[TO DO] Repeat the whole listing exactly.

[RECORDS FOR THE TASK]
=======

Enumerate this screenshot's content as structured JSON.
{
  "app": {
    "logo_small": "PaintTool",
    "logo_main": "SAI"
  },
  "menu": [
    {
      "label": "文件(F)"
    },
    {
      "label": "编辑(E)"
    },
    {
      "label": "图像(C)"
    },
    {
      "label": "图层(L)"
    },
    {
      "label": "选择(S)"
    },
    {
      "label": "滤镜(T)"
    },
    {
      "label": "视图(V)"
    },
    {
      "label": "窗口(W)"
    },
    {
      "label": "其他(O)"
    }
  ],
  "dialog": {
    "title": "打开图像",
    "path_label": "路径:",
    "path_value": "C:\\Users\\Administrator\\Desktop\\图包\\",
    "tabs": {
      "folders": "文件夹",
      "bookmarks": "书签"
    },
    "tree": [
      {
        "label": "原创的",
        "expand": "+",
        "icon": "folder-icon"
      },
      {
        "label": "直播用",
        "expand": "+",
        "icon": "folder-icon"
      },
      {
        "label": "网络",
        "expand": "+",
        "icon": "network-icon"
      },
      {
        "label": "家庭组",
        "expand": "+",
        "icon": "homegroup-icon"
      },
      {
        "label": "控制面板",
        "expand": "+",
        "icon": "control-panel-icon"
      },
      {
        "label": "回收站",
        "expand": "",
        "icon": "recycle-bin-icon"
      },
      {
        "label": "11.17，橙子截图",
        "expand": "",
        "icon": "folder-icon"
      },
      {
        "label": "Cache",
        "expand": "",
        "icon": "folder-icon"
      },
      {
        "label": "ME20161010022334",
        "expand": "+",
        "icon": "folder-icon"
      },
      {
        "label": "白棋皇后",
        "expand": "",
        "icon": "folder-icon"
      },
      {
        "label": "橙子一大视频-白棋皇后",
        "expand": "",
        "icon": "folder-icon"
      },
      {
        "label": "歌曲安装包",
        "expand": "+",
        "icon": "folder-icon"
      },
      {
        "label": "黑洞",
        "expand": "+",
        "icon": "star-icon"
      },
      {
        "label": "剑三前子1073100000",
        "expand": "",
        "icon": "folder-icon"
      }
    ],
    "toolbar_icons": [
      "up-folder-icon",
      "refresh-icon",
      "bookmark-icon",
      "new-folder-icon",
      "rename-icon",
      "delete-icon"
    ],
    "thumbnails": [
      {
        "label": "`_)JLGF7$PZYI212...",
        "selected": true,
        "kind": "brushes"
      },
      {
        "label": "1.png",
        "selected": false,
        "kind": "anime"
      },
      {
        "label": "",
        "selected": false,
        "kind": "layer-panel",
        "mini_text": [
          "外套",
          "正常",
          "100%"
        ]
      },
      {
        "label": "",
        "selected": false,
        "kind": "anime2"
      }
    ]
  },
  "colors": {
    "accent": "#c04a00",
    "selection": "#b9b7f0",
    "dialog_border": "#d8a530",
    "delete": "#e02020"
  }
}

=======

[TASK OUTPUT]
Enumerate this screenshot's content as structured JSON.
{
  "app": {
    "logo_small": "PaintTool",
    "logo_main": "SAI"
  },
  "menu": [
    {
      "label": "文件(F)"
    },
    {
      "label": "编辑(E)"
    },
    {
      "label": "图像(C)"
    },
    {
      "label": "图层(L)"
    },
    {
      "label": "选择(S)"
    },
    {
      "label": "滤镜(T)"
    },
    {
      "label": "视图(V)"
    },
    {
      "label": "窗口(W)"
    },
    {
      "label": "其他(O)"
    }
  ],
  "dialog": {
    "title": "打开图像",
    "path_label": "路径:",
    "path_value": "C:\\Users\\Administrator\\Desktop\\图包\\",
    "tabs": {
      "folders": "文件夹",
      "bookmarks": "书签"
    },
    "tree": [
      {
        "label": "原创的",
        "expand": "+",
        "icon": "folder-icon"
      },
      {
        "label": "直播用",
        "expand": "+",
        "icon": "folder-icon"
      },
      {
        "label": "网络",
        "expand": "+",
        "icon": "network-icon"
      },
      {
        "label": "家庭组",
        "expand": "+",
        "icon": "homegroup-icon"
      },
      {
        "label": "控制面板",
        "expand": "+",
        "icon": "control-panel-icon"
      },
      {
        "label": "回收站",
        "expand": "",
        "icon": "recycle-bin-icon"
      },
      {
        "label": "11.17，橙子截图",
        "expand": "",
        "icon": "folder-icon"
      },
      {
        "label": "Cache",
        "expand": "",
        "icon": "folder-icon"
      },
      {
        "label": "ME20161010022334",
        "expand": "+",
        "icon": "folder-icon"
      },
      {
        "label": "白棋皇后",
        "expand": "",
        "icon": "folder-icon"
      },
      {
        "label": "橙子一大视频-白棋皇后",
        "expand": "",
        "icon": "folder-icon"
      },
      {
        "label": "歌曲安装包",
        "expand": "+",
        "icon": "folder-icon"
      },
      {
        "label": "黑洞",
        "expand": "+",
        "icon": "star-icon"
      },
      {
        "label": "剑三前子1073100000",
        "expand": "",
        "icon": "folder-icon"
      }
    ],
    "toolbar_icons": [
      "up-folder-icon",
      "refresh-icon",
      "bookmark-icon",
      "new-folder-icon",
      "rename-icon",
      "delete-icon"
    ],
    "thumbnails": [
      {
        "label": "`_)JLGF7$PZYI212...",
        "selected": true,
        "kind": "brushes"
      },
      {
        "label": "1.png",
        "selected": false,
        "kind": "anime"
      },
      {
        "label": "",
        "selected": false,
        "kind": "layer-panel",
        "mini_text": [
          "外套",
          "正常",
          "100%"
        ]
      },
      {
        "label": "",
        "selected": false,
        "kind": "anime2"
      }
    ]
  },
  "colors": {
    "accent": "#c04a00",
    "selection": "#b9b7f0",
    "dialog_border": "#d8a530",
    "delete": "#e02020"
  }
}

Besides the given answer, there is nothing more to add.